** start INFORMATION SUPPLIED **

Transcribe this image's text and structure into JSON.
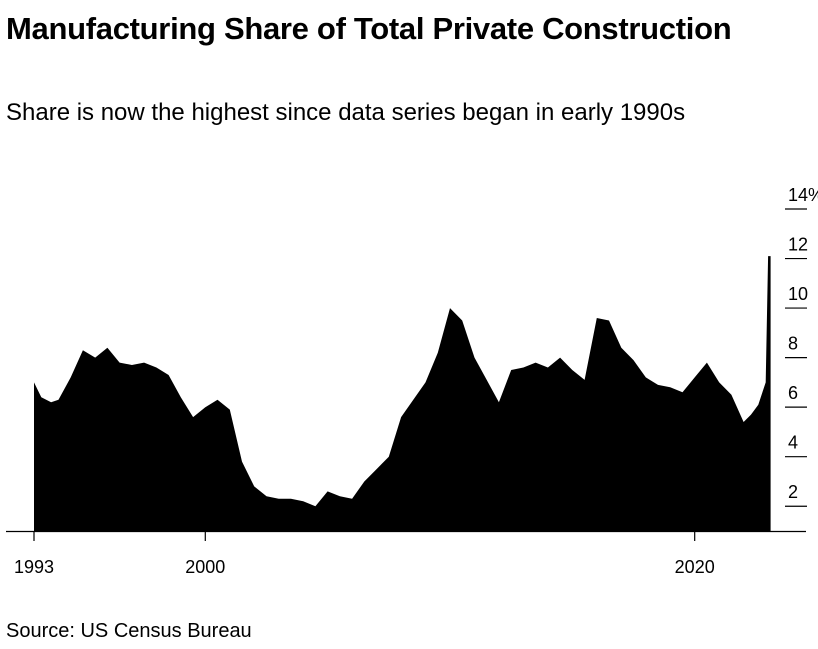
{
  "chart_data": {
    "type": "area",
    "title": "Manufacturing Share of Total Private Construction",
    "subtitle": "Share is now the highest since data series began in early 1990s",
    "source": "Source: US Census Bureau",
    "x_tick_labels": [
      "1993",
      "2000",
      "2020"
    ],
    "y_tick_labels": [
      "2",
      "4",
      "6",
      "8",
      "10",
      "12",
      "14%"
    ],
    "y_ticks": [
      2,
      4,
      6,
      8,
      10,
      12,
      14
    ],
    "x_ticks": [
      1993,
      2000,
      2020
    ],
    "xlim": [
      1993,
      2023.2
    ],
    "ylim": [
      1,
      14
    ],
    "fill_color": "#000000",
    "series": [
      {
        "x": [
          1993.0,
          1993.3,
          1993.7,
          1994.0,
          1994.5,
          1995.0,
          1995.5,
          1996.0,
          1996.5,
          1997.0,
          1997.5,
          1998.0,
          1998.5,
          1999.0,
          1999.5,
          2000.0,
          2000.5,
          2001.0,
          2001.5,
          2002.0,
          2002.5,
          2003.0,
          2003.5,
          2004.0,
          2004.5,
          2005.0,
          2005.5,
          2006.0,
          2006.5,
          2007.0,
          2007.5,
          2008.0,
          2008.5,
          2009.0,
          2009.5,
          2010.0,
          2010.5,
          2011.0,
          2011.5,
          2012.0,
          2012.5,
          2013.0,
          2013.5,
          2014.0,
          2014.5,
          2015.0,
          2015.5,
          2016.0,
          2016.5,
          2017.0,
          2017.5,
          2018.0,
          2018.5,
          2019.0,
          2019.5,
          2020.0,
          2020.5,
          2021.0,
          2021.5,
          2022.0,
          2022.3,
          2022.6,
          2022.9,
          2023.0,
          2023.1
        ],
        "y": [
          7.0,
          6.4,
          6.2,
          6.3,
          7.2,
          8.3,
          8.0,
          8.4,
          7.8,
          7.7,
          7.8,
          7.6,
          7.3,
          6.4,
          5.6,
          6.0,
          6.3,
          5.9,
          3.8,
          2.8,
          2.4,
          2.3,
          2.3,
          2.2,
          2.0,
          2.6,
          2.4,
          2.3,
          3.0,
          3.5,
          4.0,
          5.6,
          6.3,
          7.0,
          8.2,
          10.0,
          9.5,
          8.0,
          7.1,
          6.2,
          7.5,
          7.6,
          7.8,
          7.6,
          8.0,
          7.5,
          7.1,
          9.6,
          9.5,
          8.4,
          7.9,
          7.2,
          6.9,
          6.8,
          6.6,
          7.2,
          7.8,
          7.0,
          6.5,
          5.4,
          5.7,
          6.1,
          7.0,
          12.1,
          12.1
        ]
      }
    ]
  }
}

** end INFORMATION SUPPLIED **

PROBLEM TO SOLVE. Quote the material exactly. Pictures stay out.

TASK ANSWER.
Transcribe this image's text and structure into JSON.
{
  "chart_data": {
    "type": "area",
    "title": "Manufacturing Share of Total Private Construction",
    "subtitle": "Share is now the highest since data series began in early 1990s",
    "source": "Source: US Census Bureau",
    "x_tick_labels": [
      "1993",
      "2000",
      "2020"
    ],
    "y_tick_labels": [
      "2",
      "4",
      "6",
      "8",
      "10",
      "12",
      "14%"
    ],
    "y_ticks": [
      2,
      4,
      6,
      8,
      10,
      12,
      14
    ],
    "x_ticks": [
      1993,
      2000,
      2020
    ],
    "xlim": [
      1993,
      2023.2
    ],
    "ylim": [
      1,
      14
    ],
    "fill_color": "#000000",
    "series": [
      {
        "x": [
          1993.0,
          1993.3,
          1993.7,
          1994.0,
          1994.5,
          1995.0,
          1995.5,
          1996.0,
          1996.5,
          1997.0,
          1997.5,
          1998.0,
          1998.5,
          1999.0,
          1999.5,
          2000.0,
          2000.5,
          2001.0,
          2001.5,
          2002.0,
          2002.5,
          2003.0,
          2003.5,
          2004.0,
          2004.5,
          2005.0,
          2005.5,
          2006.0,
          2006.5,
          2007.0,
          2007.5,
          2008.0,
          2008.5,
          2009.0,
          2009.5,
          2010.0,
          2010.5,
          2011.0,
          2011.5,
          2012.0,
          2012.5,
          2013.0,
          2013.5,
          2014.0,
          2014.5,
          2015.0,
          2015.5,
          2016.0,
          2016.5,
          2017.0,
          2017.5,
          2018.0,
          2018.5,
          2019.0,
          2019.5,
          2020.0,
          2020.5,
          2021.0,
          2021.5,
          2022.0,
          2022.3,
          2022.6,
          2022.9,
          2023.0,
          2023.1
        ],
        "y": [
          7.0,
          6.4,
          6.2,
          6.3,
          7.2,
          8.3,
          8.0,
          8.4,
          7.8,
          7.7,
          7.8,
          7.6,
          7.3,
          6.4,
          5.6,
          6.0,
          6.3,
          5.9,
          3.8,
          2.8,
          2.4,
          2.3,
          2.3,
          2.2,
          2.0,
          2.6,
          2.4,
          2.3,
          3.0,
          3.5,
          4.0,
          5.6,
          6.3,
          7.0,
          8.2,
          10.0,
          9.5,
          8.0,
          7.1,
          6.2,
          7.5,
          7.6,
          7.8,
          7.6,
          8.0,
          7.5,
          7.1,
          9.6,
          9.5,
          8.4,
          7.9,
          7.2,
          6.9,
          6.8,
          6.6,
          7.2,
          7.8,
          7.0,
          6.5,
          5.4,
          5.7,
          6.1,
          7.0,
          12.1,
          12.1
        ]
      }
    ]
  }
}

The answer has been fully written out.